### What needs to be done
Lines that contain the string "from" are to be copied; leave out all others.

>> start Data section

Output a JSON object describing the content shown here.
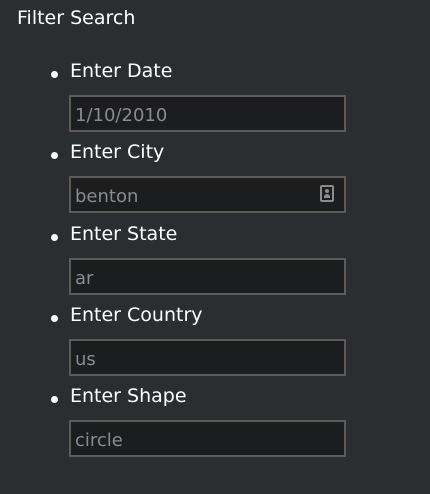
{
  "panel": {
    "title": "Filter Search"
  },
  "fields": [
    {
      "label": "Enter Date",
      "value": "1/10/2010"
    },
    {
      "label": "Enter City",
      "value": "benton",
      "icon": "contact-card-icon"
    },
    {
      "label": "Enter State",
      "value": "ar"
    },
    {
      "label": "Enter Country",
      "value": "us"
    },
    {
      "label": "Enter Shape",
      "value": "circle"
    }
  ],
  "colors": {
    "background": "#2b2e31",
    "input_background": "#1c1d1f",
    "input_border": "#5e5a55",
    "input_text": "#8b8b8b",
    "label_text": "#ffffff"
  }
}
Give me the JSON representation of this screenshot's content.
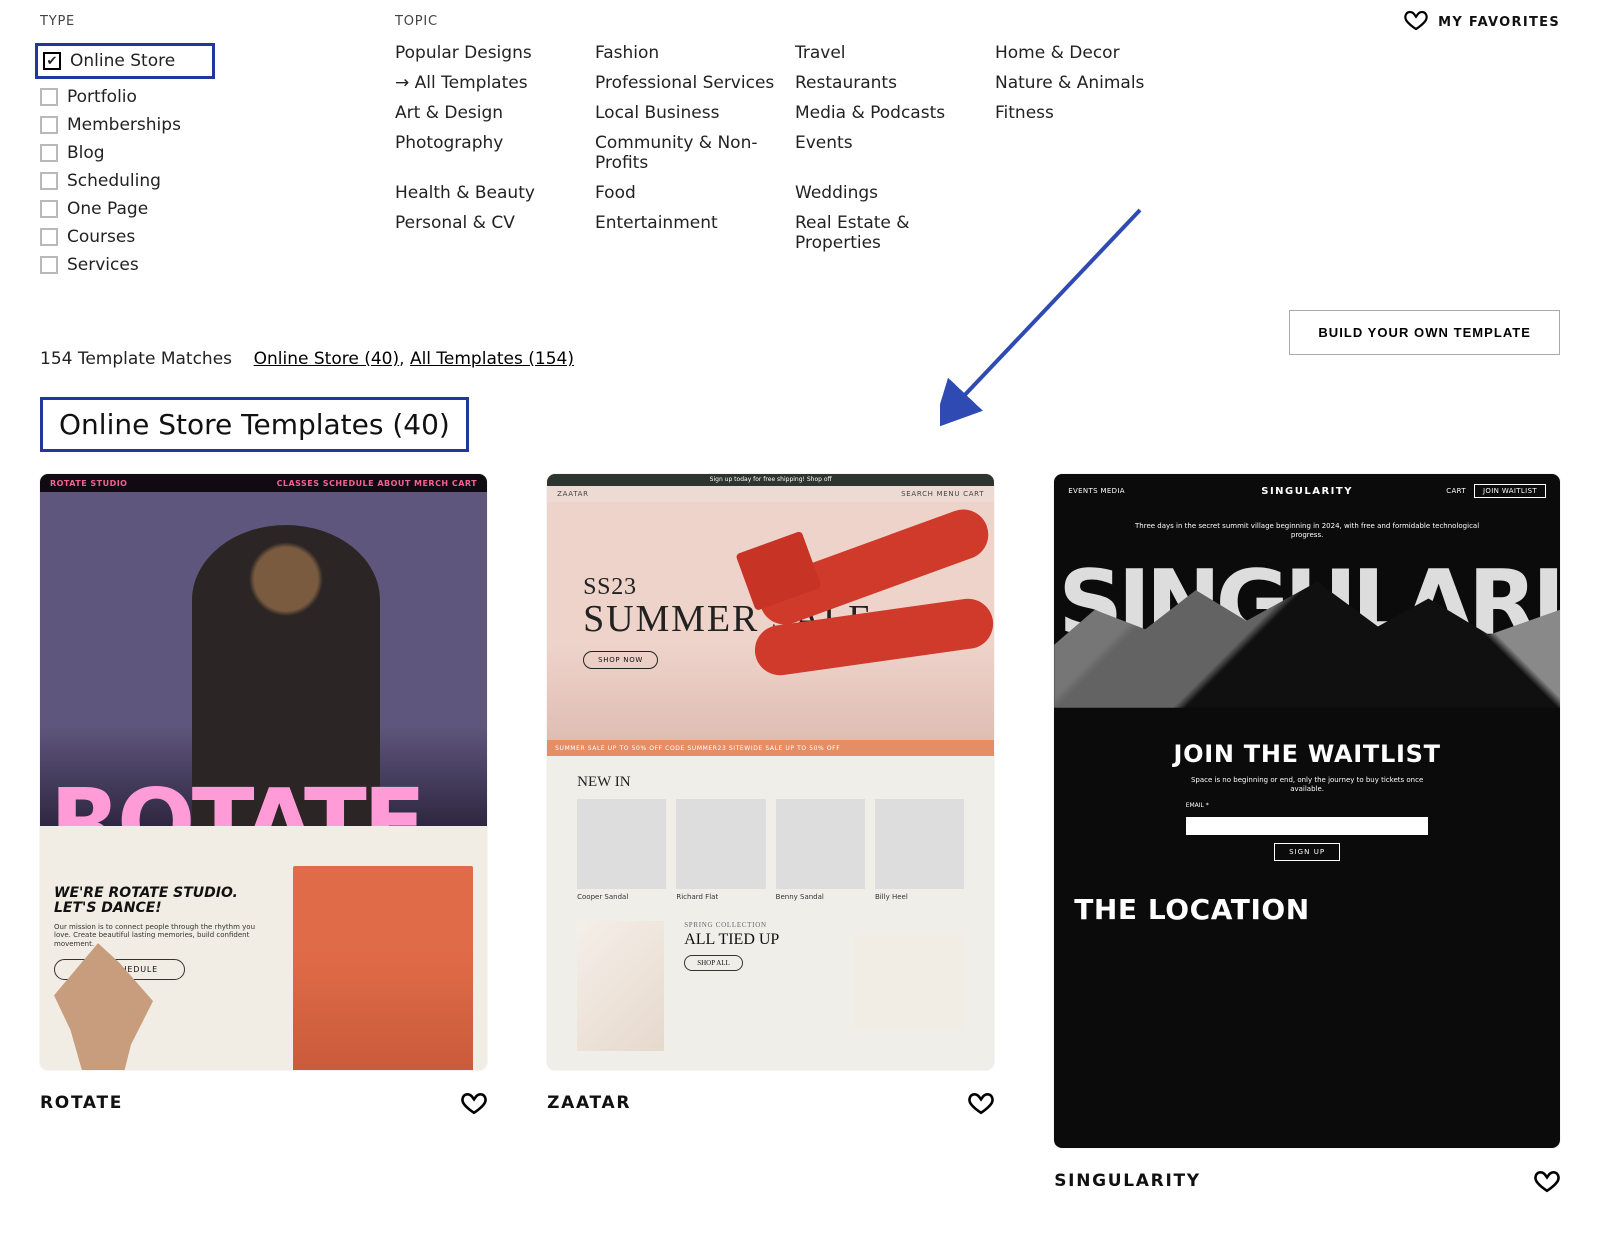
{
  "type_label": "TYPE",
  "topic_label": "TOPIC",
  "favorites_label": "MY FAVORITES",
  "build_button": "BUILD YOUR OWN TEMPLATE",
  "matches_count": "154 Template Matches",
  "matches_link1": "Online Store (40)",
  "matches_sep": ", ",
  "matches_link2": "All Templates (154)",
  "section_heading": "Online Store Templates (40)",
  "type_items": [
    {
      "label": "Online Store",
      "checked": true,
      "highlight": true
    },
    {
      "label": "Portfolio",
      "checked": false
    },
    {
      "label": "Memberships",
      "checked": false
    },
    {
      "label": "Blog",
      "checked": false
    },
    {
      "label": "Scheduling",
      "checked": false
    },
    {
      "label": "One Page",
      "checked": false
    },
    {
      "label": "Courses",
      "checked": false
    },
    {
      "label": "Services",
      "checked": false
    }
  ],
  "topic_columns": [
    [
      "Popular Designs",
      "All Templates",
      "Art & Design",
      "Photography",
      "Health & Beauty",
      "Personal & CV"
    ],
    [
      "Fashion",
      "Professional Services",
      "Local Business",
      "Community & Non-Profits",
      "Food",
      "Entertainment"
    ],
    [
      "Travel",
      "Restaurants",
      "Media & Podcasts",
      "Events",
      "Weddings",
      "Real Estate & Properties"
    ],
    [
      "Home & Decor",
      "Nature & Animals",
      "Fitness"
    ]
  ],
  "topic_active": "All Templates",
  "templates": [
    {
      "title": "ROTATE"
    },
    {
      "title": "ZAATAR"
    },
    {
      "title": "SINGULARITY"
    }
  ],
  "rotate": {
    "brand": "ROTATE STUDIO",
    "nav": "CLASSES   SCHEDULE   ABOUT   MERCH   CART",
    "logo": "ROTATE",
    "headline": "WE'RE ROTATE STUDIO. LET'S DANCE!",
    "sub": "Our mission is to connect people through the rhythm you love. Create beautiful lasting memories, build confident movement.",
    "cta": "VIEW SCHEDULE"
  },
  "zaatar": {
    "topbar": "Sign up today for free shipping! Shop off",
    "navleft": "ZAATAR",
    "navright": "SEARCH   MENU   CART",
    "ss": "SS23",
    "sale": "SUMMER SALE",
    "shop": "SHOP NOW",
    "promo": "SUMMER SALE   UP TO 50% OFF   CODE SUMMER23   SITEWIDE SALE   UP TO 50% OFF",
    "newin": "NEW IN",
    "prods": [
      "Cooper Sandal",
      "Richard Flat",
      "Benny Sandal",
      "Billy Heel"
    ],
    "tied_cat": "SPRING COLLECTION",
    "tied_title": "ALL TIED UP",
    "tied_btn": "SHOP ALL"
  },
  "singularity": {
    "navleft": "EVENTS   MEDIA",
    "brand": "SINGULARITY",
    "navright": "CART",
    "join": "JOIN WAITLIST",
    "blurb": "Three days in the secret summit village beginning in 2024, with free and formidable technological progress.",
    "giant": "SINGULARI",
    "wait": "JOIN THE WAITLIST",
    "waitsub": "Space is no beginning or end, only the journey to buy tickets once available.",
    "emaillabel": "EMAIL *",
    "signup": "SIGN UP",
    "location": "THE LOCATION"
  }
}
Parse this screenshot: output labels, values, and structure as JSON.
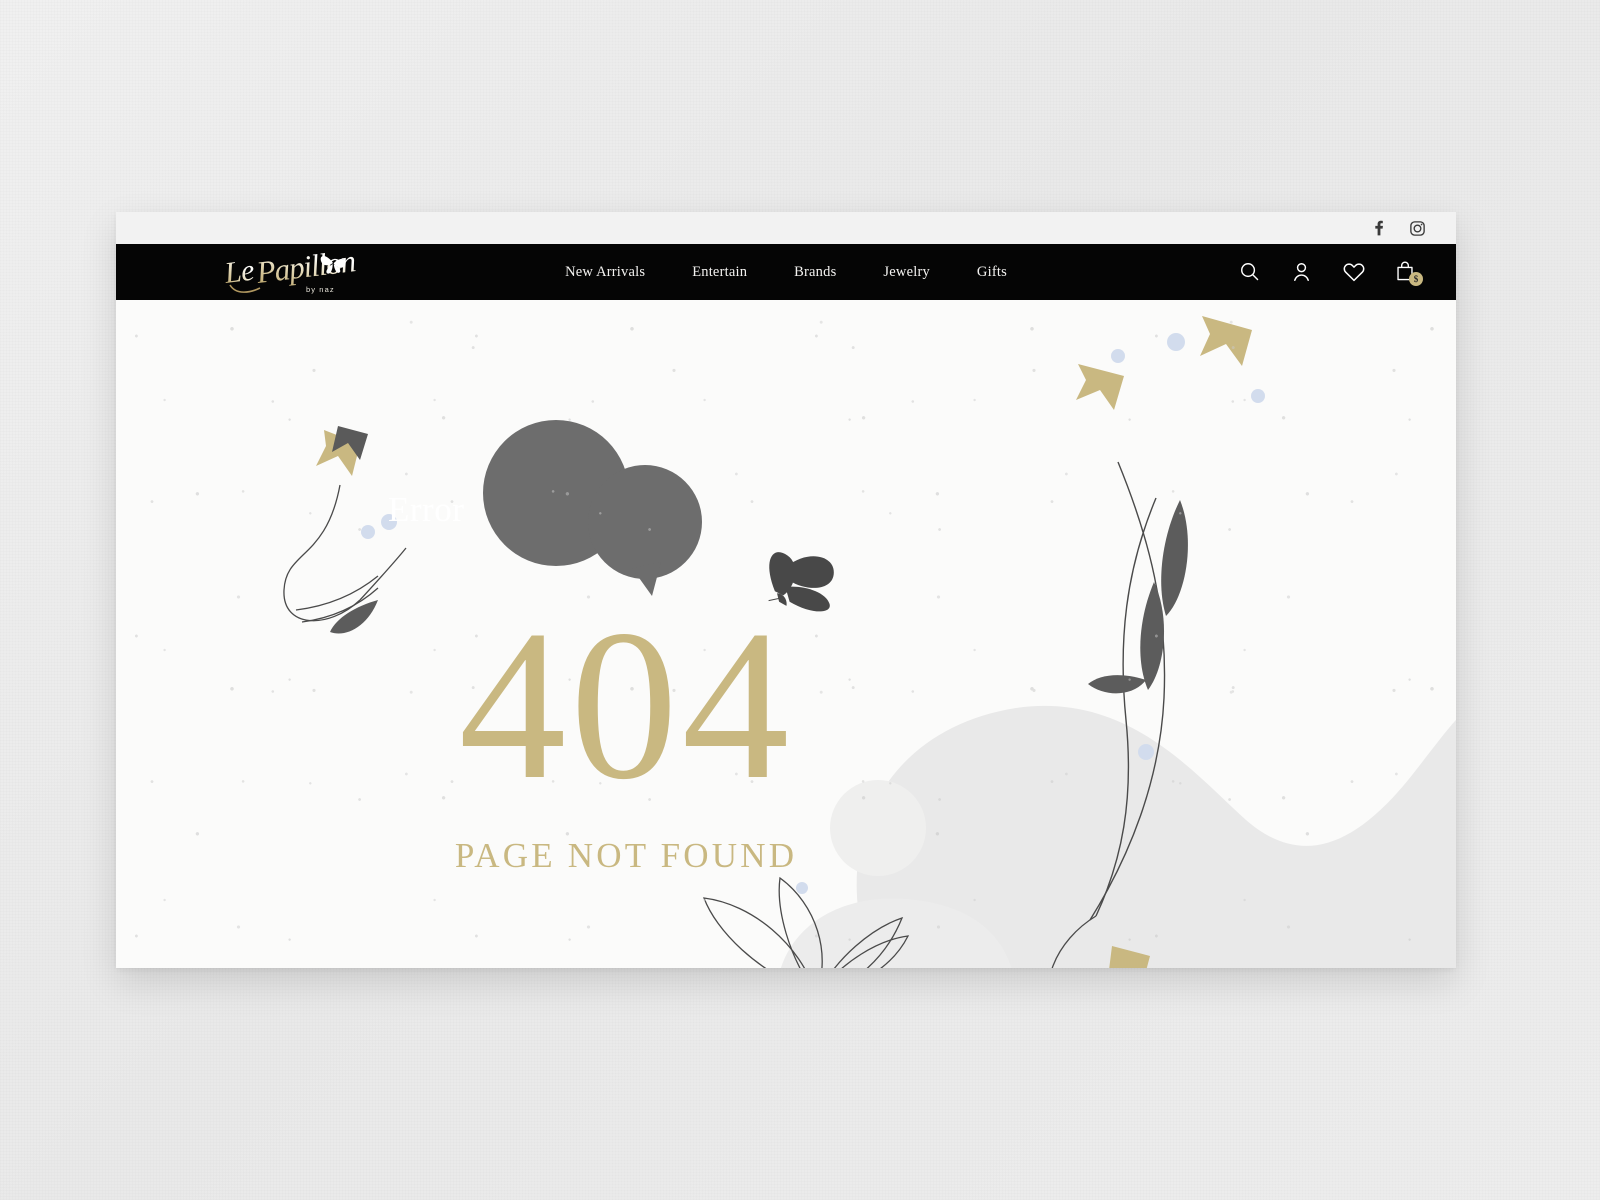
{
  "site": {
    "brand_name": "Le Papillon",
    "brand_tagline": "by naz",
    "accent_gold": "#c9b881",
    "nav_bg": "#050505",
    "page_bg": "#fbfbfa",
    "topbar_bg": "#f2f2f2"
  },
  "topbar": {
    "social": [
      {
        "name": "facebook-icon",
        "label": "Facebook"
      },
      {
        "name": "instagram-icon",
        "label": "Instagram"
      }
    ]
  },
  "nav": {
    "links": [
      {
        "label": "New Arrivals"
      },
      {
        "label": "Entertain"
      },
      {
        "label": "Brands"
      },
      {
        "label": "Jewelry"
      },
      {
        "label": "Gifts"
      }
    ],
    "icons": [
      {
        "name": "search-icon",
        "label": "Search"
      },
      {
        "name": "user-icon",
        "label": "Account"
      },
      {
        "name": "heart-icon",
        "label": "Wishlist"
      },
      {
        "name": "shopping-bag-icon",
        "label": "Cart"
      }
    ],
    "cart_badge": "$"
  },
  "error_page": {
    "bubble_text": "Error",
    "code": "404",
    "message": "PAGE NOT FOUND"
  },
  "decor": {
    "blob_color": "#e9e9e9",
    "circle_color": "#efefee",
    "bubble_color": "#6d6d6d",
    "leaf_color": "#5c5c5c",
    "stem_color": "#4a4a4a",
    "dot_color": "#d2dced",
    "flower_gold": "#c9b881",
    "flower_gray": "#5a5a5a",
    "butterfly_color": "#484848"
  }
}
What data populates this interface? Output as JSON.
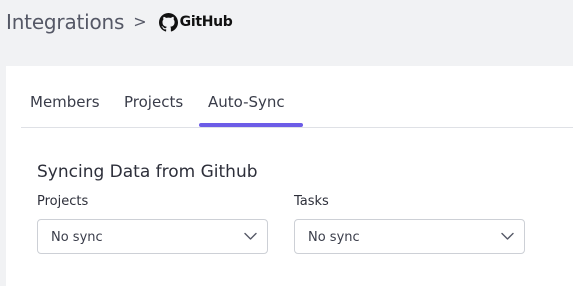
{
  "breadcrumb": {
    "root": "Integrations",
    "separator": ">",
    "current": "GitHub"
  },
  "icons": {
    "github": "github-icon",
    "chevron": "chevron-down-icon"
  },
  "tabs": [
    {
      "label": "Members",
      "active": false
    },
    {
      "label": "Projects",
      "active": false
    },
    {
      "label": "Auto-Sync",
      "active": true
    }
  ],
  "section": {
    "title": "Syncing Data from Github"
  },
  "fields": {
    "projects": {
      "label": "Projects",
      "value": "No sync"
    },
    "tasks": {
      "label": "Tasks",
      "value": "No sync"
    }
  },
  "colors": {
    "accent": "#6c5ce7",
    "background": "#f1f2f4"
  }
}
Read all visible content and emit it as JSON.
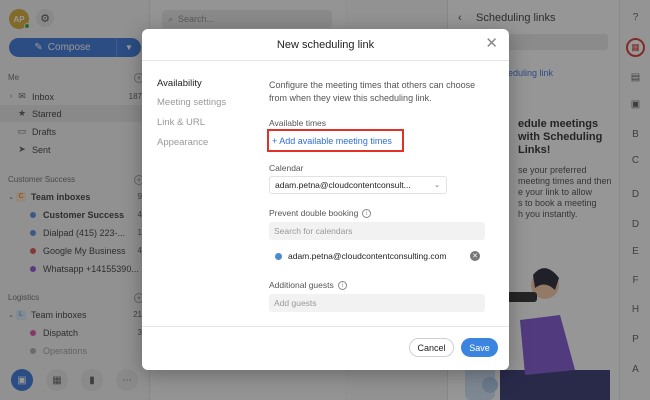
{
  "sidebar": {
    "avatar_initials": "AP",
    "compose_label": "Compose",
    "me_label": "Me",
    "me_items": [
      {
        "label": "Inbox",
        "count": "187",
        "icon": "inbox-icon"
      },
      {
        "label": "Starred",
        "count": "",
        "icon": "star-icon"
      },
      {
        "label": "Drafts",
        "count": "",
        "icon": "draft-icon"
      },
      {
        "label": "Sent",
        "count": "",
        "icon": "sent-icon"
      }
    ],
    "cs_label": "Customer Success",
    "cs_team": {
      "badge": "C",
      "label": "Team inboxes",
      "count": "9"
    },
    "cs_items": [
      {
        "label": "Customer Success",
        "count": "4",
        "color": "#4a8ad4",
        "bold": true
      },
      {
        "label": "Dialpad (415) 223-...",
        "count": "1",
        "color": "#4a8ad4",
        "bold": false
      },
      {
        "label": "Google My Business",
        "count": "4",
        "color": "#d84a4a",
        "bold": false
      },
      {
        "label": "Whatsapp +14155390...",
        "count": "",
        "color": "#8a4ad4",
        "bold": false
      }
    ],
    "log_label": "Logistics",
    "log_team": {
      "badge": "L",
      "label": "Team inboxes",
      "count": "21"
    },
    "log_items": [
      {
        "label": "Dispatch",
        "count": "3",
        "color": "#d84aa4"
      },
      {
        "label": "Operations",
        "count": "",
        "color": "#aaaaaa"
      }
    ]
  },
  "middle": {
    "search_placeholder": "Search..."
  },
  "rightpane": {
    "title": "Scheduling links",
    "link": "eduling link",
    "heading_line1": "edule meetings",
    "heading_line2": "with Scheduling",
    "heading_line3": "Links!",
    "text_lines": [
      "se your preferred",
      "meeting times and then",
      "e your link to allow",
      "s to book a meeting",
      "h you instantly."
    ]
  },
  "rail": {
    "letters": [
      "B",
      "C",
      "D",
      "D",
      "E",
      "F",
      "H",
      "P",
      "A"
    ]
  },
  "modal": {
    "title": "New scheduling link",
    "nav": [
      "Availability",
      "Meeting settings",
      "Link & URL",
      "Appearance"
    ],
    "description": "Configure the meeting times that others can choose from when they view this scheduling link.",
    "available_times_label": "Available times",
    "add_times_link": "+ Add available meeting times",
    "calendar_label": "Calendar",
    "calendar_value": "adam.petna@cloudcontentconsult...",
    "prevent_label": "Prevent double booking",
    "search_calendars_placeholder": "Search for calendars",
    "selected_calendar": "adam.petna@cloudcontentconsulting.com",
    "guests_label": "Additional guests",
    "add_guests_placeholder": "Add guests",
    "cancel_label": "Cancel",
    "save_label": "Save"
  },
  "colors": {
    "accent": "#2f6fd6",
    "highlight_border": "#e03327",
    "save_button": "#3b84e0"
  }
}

>> end Data section

### Expected output
    "title": "Syncing Data from Github"
    "description": "Configure the meeting times that others can choose from when they view this scheduling link.",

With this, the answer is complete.